Some records:

== == ==

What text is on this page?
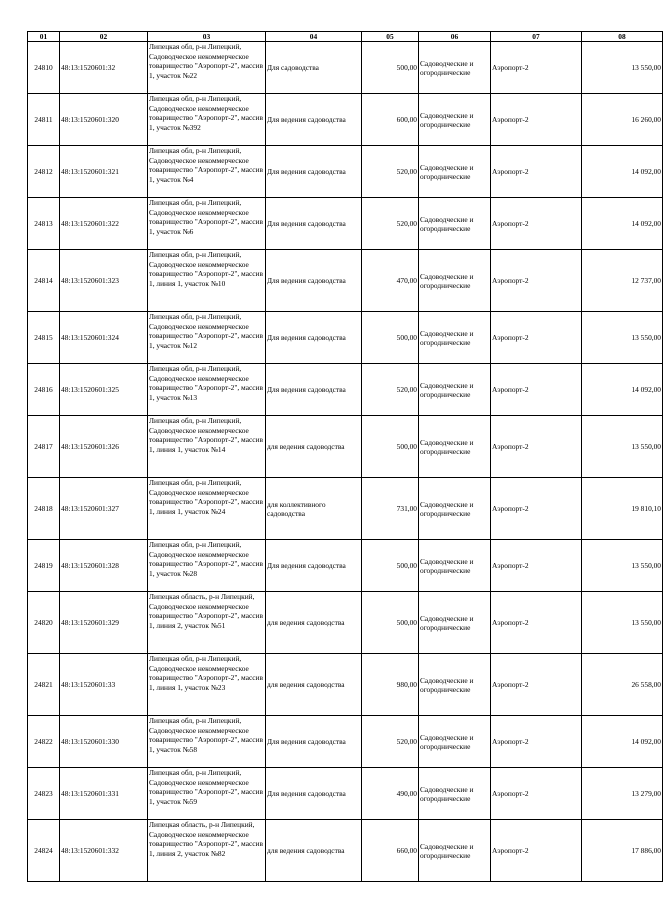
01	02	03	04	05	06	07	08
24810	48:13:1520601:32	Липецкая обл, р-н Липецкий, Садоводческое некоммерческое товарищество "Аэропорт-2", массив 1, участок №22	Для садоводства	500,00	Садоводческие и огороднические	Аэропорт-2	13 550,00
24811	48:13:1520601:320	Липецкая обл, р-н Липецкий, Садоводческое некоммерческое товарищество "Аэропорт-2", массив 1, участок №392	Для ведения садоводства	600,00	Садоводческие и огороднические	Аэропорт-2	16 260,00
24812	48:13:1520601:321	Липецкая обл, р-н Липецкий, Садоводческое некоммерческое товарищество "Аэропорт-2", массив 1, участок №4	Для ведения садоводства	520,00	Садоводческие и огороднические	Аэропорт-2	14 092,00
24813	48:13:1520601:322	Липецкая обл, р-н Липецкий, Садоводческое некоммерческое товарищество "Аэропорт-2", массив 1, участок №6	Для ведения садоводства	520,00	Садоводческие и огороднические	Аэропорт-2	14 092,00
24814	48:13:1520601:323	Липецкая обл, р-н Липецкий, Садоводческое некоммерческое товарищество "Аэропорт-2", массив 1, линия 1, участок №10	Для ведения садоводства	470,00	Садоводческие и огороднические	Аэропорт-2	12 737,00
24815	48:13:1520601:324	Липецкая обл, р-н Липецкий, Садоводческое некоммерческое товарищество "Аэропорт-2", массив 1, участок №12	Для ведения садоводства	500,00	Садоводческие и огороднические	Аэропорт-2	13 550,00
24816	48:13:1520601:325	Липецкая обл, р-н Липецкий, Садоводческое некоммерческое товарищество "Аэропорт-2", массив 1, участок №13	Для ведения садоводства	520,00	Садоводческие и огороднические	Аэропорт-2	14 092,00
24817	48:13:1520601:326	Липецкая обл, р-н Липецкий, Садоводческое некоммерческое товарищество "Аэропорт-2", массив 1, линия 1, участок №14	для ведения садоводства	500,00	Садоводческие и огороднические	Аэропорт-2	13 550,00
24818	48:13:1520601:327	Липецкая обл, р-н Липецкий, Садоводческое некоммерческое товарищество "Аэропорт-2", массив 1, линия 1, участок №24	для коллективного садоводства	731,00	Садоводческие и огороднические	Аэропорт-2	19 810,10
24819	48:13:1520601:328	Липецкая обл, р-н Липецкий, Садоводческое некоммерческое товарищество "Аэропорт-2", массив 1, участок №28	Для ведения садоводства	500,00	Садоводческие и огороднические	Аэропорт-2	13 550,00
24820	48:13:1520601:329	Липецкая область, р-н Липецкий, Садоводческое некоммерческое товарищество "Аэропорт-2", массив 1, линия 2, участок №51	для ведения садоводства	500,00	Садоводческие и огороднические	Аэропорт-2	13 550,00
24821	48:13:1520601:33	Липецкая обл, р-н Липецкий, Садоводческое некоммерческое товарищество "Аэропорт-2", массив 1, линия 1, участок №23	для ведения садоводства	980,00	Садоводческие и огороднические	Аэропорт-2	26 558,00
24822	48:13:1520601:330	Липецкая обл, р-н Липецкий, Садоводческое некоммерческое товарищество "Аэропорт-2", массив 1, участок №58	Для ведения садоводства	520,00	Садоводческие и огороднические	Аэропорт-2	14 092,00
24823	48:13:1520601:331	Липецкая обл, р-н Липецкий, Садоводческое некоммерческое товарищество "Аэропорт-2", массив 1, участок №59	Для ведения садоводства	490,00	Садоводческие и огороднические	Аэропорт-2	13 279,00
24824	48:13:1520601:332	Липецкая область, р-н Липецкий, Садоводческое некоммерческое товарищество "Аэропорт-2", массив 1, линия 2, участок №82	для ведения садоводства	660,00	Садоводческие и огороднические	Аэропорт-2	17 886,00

== == ==

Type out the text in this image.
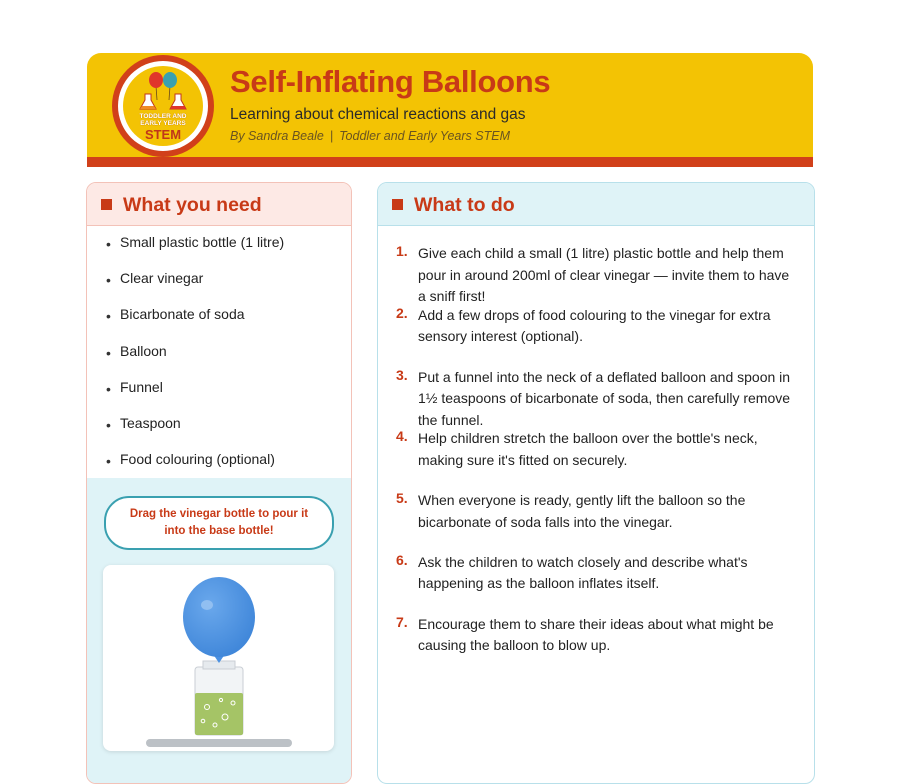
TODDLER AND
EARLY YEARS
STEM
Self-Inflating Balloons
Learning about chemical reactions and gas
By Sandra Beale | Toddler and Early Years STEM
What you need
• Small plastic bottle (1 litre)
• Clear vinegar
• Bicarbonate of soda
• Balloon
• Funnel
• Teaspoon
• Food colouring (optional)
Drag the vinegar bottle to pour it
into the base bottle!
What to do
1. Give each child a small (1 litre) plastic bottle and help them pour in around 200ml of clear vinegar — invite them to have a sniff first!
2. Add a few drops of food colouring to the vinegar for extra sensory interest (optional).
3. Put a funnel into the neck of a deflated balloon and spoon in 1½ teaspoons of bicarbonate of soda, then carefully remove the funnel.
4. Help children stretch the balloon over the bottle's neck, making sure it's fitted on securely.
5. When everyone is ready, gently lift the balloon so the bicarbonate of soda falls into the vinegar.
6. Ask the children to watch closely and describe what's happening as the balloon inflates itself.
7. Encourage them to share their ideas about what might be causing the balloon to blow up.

== == ==

▶ Work to do:
Give the number of lines containing the word "линия". No other answer is needed.

▶ Worked answer:
6